:: Description of the task ::
Your answer should be a single number: how many lines in the data below hold the string "customers".

__________

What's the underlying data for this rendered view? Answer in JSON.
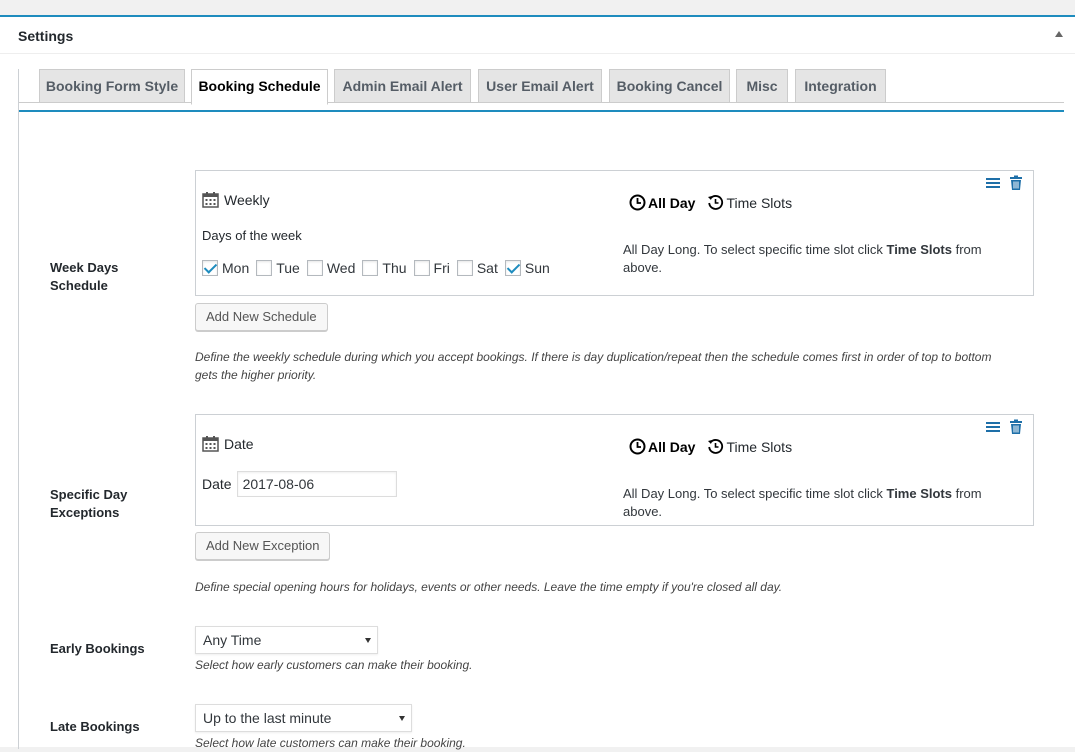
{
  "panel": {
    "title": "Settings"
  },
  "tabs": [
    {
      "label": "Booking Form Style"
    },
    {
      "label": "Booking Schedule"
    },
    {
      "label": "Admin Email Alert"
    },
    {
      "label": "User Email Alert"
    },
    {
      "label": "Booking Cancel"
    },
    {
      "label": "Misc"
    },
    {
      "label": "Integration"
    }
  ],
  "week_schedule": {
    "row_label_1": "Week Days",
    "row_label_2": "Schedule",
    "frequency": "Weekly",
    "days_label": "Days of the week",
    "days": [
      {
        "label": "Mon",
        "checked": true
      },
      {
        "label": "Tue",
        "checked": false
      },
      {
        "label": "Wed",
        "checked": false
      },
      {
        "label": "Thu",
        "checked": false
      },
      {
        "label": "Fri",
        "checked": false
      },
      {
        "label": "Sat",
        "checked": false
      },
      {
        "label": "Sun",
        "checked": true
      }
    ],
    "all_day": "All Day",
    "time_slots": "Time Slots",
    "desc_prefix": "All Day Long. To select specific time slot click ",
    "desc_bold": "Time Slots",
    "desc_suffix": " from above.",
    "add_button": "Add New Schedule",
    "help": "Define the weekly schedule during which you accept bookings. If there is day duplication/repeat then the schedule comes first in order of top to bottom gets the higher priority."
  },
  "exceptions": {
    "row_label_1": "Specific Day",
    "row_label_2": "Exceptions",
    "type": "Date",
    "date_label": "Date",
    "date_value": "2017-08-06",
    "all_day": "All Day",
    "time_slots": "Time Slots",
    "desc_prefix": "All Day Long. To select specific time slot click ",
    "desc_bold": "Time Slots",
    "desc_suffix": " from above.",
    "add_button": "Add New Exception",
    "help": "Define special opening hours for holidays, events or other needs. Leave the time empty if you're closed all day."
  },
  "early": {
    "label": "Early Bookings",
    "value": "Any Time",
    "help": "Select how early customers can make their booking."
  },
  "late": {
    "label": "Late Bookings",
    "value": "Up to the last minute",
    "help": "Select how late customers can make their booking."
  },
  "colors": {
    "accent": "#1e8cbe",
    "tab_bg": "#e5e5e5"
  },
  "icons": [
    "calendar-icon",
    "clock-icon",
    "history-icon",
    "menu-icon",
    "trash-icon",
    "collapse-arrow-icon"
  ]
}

__________

:: The output ::
2